Dataset records
## Start

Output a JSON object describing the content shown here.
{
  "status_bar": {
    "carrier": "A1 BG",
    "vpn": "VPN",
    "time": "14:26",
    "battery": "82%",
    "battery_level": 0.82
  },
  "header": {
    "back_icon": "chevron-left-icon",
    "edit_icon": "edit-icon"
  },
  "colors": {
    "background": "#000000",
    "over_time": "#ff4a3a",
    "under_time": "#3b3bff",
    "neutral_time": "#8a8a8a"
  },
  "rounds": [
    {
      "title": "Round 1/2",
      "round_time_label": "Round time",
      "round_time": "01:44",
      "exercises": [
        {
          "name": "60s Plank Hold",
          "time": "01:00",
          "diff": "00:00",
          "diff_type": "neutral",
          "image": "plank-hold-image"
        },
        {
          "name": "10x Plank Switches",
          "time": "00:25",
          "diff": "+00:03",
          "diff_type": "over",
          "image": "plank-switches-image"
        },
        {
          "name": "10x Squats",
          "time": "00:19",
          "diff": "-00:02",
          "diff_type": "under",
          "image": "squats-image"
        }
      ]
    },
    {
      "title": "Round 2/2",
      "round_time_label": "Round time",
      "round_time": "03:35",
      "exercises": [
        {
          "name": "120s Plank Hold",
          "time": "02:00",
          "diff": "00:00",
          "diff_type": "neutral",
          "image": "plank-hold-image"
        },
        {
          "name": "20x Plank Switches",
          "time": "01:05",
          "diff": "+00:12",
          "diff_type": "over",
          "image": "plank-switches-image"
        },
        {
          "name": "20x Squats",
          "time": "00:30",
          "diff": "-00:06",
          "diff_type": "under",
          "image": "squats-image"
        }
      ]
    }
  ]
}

## End

◆ **YOUR INSTRUCTIONS**: Print back all the lines verbatim.

◆ **RESPONSE FOR THIS EXERCISE**:
Output a JSON object describing the content shown here.
{
  "status_bar": {
    "carrier": "A1 BG",
    "vpn": "VPN",
    "time": "14:26",
    "battery": "82%",
    "battery_level": 0.82
  },
  "header": {
    "back_icon": "chevron-left-icon",
    "edit_icon": "edit-icon"
  },
  "colors": {
    "background": "#000000",
    "over_time": "#ff4a3a",
    "under_time": "#3b3bff",
    "neutral_time": "#8a8a8a"
  },
  "rounds": [
    {
      "title": "Round 1/2",
      "round_time_label": "Round time",
      "round_time": "01:44",
      "exercises": [
        {
          "name": "60s Plank Hold",
          "time": "01:00",
          "diff": "00:00",
          "diff_type": "neutral",
          "image": "plank-hold-image"
        },
        {
          "name": "10x Plank Switches",
          "time": "00:25",
          "diff": "+00:03",
          "diff_type": "over",
          "image": "plank-switches-image"
        },
        {
          "name": "10x Squats",
          "time": "00:19",
          "diff": "-00:02",
          "diff_type": "under",
          "image": "squats-image"
        }
      ]
    },
    {
      "title": "Round 2/2",
      "round_time_label": "Round time",
      "round_time": "03:35",
      "exercises": [
        {
          "name": "120s Plank Hold",
          "time": "02:00",
          "diff": "00:00",
          "diff_type": "neutral",
          "image": "plank-hold-image"
        },
        {
          "name": "20x Plank Switches",
          "time": "01:05",
          "diff": "+00:12",
          "diff_type": "over",
          "image": "plank-switches-image"
        },
        {
          "name": "20x Squats",
          "time": "00:30",
          "diff": "-00:06",
          "diff_type": "under",
          "image": "squats-image"
        }
      ]
    }
  ]
}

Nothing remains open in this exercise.